• _Exercise_: Copy out the entries exactly, from the first line to the last.

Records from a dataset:
---*---
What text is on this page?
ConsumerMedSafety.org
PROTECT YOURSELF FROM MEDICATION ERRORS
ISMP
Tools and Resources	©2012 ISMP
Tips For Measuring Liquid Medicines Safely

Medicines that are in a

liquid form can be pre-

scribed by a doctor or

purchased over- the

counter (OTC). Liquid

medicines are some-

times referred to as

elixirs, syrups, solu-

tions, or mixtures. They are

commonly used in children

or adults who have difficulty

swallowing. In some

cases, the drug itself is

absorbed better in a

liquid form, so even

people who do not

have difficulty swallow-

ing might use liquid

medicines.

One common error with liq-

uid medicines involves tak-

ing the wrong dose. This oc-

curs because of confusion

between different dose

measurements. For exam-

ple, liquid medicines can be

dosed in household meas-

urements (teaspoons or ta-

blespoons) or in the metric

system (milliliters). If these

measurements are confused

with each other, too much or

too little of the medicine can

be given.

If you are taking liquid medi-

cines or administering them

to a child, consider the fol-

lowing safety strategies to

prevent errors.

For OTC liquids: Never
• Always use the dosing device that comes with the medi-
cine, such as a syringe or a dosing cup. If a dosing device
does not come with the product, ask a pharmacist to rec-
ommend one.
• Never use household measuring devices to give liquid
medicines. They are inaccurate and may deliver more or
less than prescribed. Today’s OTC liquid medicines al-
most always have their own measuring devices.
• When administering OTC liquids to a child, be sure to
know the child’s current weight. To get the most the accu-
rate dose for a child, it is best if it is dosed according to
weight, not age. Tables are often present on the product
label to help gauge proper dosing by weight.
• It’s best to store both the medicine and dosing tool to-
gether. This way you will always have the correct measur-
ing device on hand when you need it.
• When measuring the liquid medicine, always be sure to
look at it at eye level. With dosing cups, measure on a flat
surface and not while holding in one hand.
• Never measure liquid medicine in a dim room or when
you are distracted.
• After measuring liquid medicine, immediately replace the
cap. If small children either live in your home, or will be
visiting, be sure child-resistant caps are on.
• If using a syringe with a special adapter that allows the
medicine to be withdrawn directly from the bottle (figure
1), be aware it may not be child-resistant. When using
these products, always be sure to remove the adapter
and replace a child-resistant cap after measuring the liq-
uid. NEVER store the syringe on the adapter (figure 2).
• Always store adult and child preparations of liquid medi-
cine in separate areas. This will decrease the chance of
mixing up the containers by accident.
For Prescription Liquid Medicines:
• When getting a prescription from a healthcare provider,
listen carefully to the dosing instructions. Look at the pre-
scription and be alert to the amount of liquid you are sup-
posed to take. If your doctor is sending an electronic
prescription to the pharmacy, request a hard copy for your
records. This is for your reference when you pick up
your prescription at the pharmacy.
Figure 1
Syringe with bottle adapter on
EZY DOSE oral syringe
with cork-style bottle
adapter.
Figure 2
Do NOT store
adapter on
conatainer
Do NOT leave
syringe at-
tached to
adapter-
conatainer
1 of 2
---*---
• _Response to the exercise_:
What text is on this page?
ConsumerMedSafety.org
PROTECT YOURSELF FROM MEDICATION ERRORS
ISMP
Tools and Resources	©2012 ISMP
Tips For Measuring Liquid Medicines Safely

Medicines that are in a

liquid form can be pre-

scribed by a doctor or

purchased over- the

counter (OTC). Liquid

medicines are some-

times referred to as

elixirs, syrups, solu-

tions, or mixtures. They are

commonly used in children

or adults who have difficulty

swallowing. In some

cases, the drug itself is

absorbed better in a

liquid form, so even

people who do not

have difficulty swallow-

ing might use liquid

medicines.

One common error with liq-

uid medicines involves tak-

ing the wrong dose. This oc-

curs because of confusion

between different dose

measurements. For exam-

ple, liquid medicines can be

dosed in household meas-

urements (teaspoons or ta-

blespoons) or in the metric

system (milliliters). If these

measurements are confused

with each other, too much or

too little of the medicine can

be given.

If you are taking liquid medi-

cines or administering them

to a child, consider the fol-

lowing safety strategies to

prevent errors.

For OTC liquids: Never
• Always use the dosing device that comes with the medi-
cine, such as a syringe or a dosing cup. If a dosing device
does not come with the product, ask a pharmacist to rec-
ommend one.
• Never use household measuring devices to give liquid
medicines. They are inaccurate and may deliver more or
less than prescribed. Today’s OTC liquid medicines al-
most always have their own measuring devices.
• When administering OTC liquids to a child, be sure to
know the child’s current weight. To get the most the accu-
rate dose for a child, it is best if it is dosed according to
weight, not age. Tables are often present on the product
label to help gauge proper dosing by weight.
• It’s best to store both the medicine and dosing tool to-
gether. This way you will always have the correct measur-
ing device on hand when you need it.
• When measuring the liquid medicine, always be sure to
look at it at eye level. With dosing cups, measure on a flat
surface and not while holding in one hand.
• Never measure liquid medicine in a dim room or when
you are distracted.
• After measuring liquid medicine, immediately replace the
cap. If small children either live in your home, or will be
visiting, be sure child-resistant caps are on.
• If using a syringe with a special adapter that allows the
medicine to be withdrawn directly from the bottle (figure
1), be aware it may not be child-resistant. When using
these products, always be sure to remove the adapter
and replace a child-resistant cap after measuring the liq-
uid. NEVER store the syringe on the adapter (figure 2).
• Always store adult and child preparations of liquid medi-
cine in separate areas. This will decrease the chance of
mixing up the containers by accident.
For Prescription Liquid Medicines:
• When getting a prescription from a healthcare provider,
listen carefully to the dosing instructions. Look at the pre-
scription and be alert to the amount of liquid you are sup-
posed to take. If your doctor is sending an electronic
prescription to the pharmacy, request a hard copy for your
records. This is for your reference when you pick up
your prescription at the pharmacy.
Figure 1
Syringe with bottle adapter on
EZY DOSE oral syringe
with cork-style bottle
adapter.
Figure 2
Do NOT store
adapter on
conatainer
Do NOT leave
syringe at-
tached to
adapter-
conatainer
1 of 2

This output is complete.